JOB » Print each line of the listing once more, precisely as given.

┄┄┄┄┄┄

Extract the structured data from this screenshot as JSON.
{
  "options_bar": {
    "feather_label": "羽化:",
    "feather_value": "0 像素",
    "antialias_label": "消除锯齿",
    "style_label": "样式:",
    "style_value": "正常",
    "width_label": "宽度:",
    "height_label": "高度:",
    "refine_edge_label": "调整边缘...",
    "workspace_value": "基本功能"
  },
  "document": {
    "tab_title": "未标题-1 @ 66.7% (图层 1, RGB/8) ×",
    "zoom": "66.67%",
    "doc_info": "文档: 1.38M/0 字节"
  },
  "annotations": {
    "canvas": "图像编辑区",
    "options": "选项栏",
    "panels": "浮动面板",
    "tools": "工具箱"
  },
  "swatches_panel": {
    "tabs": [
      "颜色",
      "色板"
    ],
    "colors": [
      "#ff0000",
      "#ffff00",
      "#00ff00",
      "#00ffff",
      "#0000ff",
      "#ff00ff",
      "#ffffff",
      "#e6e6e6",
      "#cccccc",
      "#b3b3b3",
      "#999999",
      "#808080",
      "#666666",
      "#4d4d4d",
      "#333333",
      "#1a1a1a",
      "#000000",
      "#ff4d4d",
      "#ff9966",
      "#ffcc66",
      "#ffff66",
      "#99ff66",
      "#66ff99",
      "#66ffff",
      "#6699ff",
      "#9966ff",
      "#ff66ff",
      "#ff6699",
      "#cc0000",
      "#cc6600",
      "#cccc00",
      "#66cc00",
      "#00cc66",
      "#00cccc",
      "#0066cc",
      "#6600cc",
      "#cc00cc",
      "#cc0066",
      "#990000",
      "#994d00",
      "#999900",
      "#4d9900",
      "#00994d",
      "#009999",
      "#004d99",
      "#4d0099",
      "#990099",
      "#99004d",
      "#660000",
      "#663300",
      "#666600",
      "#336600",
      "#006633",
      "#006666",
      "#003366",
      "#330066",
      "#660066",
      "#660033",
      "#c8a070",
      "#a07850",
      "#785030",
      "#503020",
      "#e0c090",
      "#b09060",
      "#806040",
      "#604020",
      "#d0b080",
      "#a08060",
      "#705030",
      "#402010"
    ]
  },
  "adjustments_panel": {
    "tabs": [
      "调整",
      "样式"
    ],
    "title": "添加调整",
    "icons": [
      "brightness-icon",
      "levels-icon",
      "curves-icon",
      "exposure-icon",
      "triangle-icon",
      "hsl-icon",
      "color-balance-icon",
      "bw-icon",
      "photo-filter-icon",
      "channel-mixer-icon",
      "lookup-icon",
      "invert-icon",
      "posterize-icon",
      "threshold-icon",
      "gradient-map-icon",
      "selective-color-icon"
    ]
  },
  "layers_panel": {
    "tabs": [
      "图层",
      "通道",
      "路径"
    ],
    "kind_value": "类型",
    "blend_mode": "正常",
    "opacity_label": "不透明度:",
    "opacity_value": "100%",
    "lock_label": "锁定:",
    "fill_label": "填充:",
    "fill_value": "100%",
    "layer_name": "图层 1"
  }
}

┄┄┄┄┄┄

EXERCISE RESULT »
Extract the structured data from this screenshot as JSON.
{
  "options_bar": {
    "feather_label": "羽化:",
    "feather_value": "0 像素",
    "antialias_label": "消除锯齿",
    "style_label": "样式:",
    "style_value": "正常",
    "width_label": "宽度:",
    "height_label": "高度:",
    "refine_edge_label": "调整边缘...",
    "workspace_value": "基本功能"
  },
  "document": {
    "tab_title": "未标题-1 @ 66.7% (图层 1, RGB/8) ×",
    "zoom": "66.67%",
    "doc_info": "文档: 1.38M/0 字节"
  },
  "annotations": {
    "canvas": "图像编辑区",
    "options": "选项栏",
    "panels": "浮动面板",
    "tools": "工具箱"
  },
  "swatches_panel": {
    "tabs": [
      "颜色",
      "色板"
    ],
    "colors": [
      "#ff0000",
      "#ffff00",
      "#00ff00",
      "#00ffff",
      "#0000ff",
      "#ff00ff",
      "#ffffff",
      "#e6e6e6",
      "#cccccc",
      "#b3b3b3",
      "#999999",
      "#808080",
      "#666666",
      "#4d4d4d",
      "#333333",
      "#1a1a1a",
      "#000000",
      "#ff4d4d",
      "#ff9966",
      "#ffcc66",
      "#ffff66",
      "#99ff66",
      "#66ff99",
      "#66ffff",
      "#6699ff",
      "#9966ff",
      "#ff66ff",
      "#ff6699",
      "#cc0000",
      "#cc6600",
      "#cccc00",
      "#66cc00",
      "#00cc66",
      "#00cccc",
      "#0066cc",
      "#6600cc",
      "#cc00cc",
      "#cc0066",
      "#990000",
      "#994d00",
      "#999900",
      "#4d9900",
      "#00994d",
      "#009999",
      "#004d99",
      "#4d0099",
      "#990099",
      "#99004d",
      "#660000",
      "#663300",
      "#666600",
      "#336600",
      "#006633",
      "#006666",
      "#003366",
      "#330066",
      "#660066",
      "#660033",
      "#c8a070",
      "#a07850",
      "#785030",
      "#503020",
      "#e0c090",
      "#b09060",
      "#806040",
      "#604020",
      "#d0b080",
      "#a08060",
      "#705030",
      "#402010"
    ]
  },
  "adjustments_panel": {
    "tabs": [
      "调整",
      "样式"
    ],
    "title": "添加调整",
    "icons": [
      "brightness-icon",
      "levels-icon",
      "curves-icon",
      "exposure-icon",
      "triangle-icon",
      "hsl-icon",
      "color-balance-icon",
      "bw-icon",
      "photo-filter-icon",
      "channel-mixer-icon",
      "lookup-icon",
      "invert-icon",
      "posterize-icon",
      "threshold-icon",
      "gradient-map-icon",
      "selective-color-icon"
    ]
  },
  "layers_panel": {
    "tabs": [
      "图层",
      "通道",
      "路径"
    ],
    "kind_value": "类型",
    "blend_mode": "正常",
    "opacity_label": "不透明度:",
    "opacity_value": "100%",
    "lock_label": "锁定:",
    "fill_label": "填充:",
    "fill_value": "100%",
    "layer_name": "图层 1"
  }
}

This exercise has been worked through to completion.